# [Set problem]
Find the word "header" in the data. Return every line where it appears.

- - - - - - -

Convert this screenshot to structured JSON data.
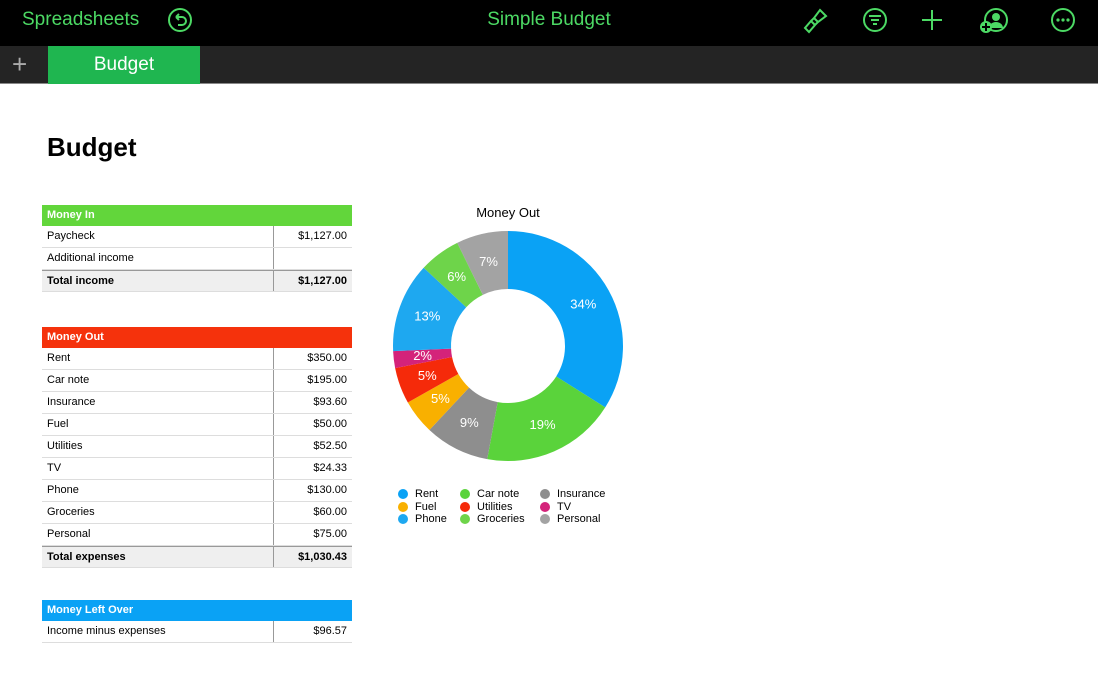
{
  "topbar": {
    "app_name": "Spreadsheets",
    "title": "Simple Budget"
  },
  "tabs": [
    {
      "label": "Budget"
    }
  ],
  "sheet_title": "Budget",
  "money_in": {
    "header": "Money In",
    "color": "#62d63b",
    "rows": [
      {
        "label": "Paycheck",
        "value": "$1,127.00"
      },
      {
        "label": "Additional income",
        "value": ""
      }
    ],
    "total": {
      "label": "Total income",
      "value": "$1,127.00"
    }
  },
  "money_out": {
    "header": "Money Out",
    "color": "#f5320c",
    "rows": [
      {
        "label": "Rent",
        "value": "$350.00"
      },
      {
        "label": "Car note",
        "value": "$195.00"
      },
      {
        "label": "Insurance",
        "value": "$93.60"
      },
      {
        "label": "Fuel",
        "value": "$50.00"
      },
      {
        "label": "Utilities",
        "value": "$52.50"
      },
      {
        "label": "TV",
        "value": "$24.33"
      },
      {
        "label": "Phone",
        "value": "$130.00"
      },
      {
        "label": "Groceries",
        "value": "$60.00"
      },
      {
        "label": "Personal",
        "value": "$75.00"
      }
    ],
    "total": {
      "label": "Total expenses",
      "value": "$1,030.43"
    }
  },
  "money_left": {
    "header": "Money Left Over",
    "color": "#0aa2f5",
    "rows": [
      {
        "label": "Income minus expenses",
        "value": "$96.57"
      }
    ]
  },
  "chart_data": {
    "type": "pie",
    "title": "Money Out",
    "donut": true,
    "categories": [
      "Rent",
      "Car note",
      "Insurance",
      "Fuel",
      "Utilities",
      "TV",
      "Phone",
      "Groceries",
      "Personal"
    ],
    "values": [
      350,
      195,
      93.6,
      50,
      52.5,
      24.33,
      130,
      60,
      75
    ],
    "labels": [
      "34%",
      "19%",
      "9%",
      "5%",
      "5%",
      "2%",
      "13%",
      "6%",
      "7%"
    ],
    "colors": [
      "#0aa2f5",
      "#5ad33b",
      "#8e8e8e",
      "#f9b000",
      "#f52a0a",
      "#d4237a",
      "#1ea8f0",
      "#6ed44a",
      "#a3a3a3"
    ],
    "legend_order": [
      0,
      1,
      2,
      3,
      4,
      5,
      6,
      7,
      8
    ],
    "legend": "bottom"
  }
}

- - - - - - -

# [Answer to the exercise]
    "header": "Money In",
    "header": "Money Out",
    "header": "Money Left Over",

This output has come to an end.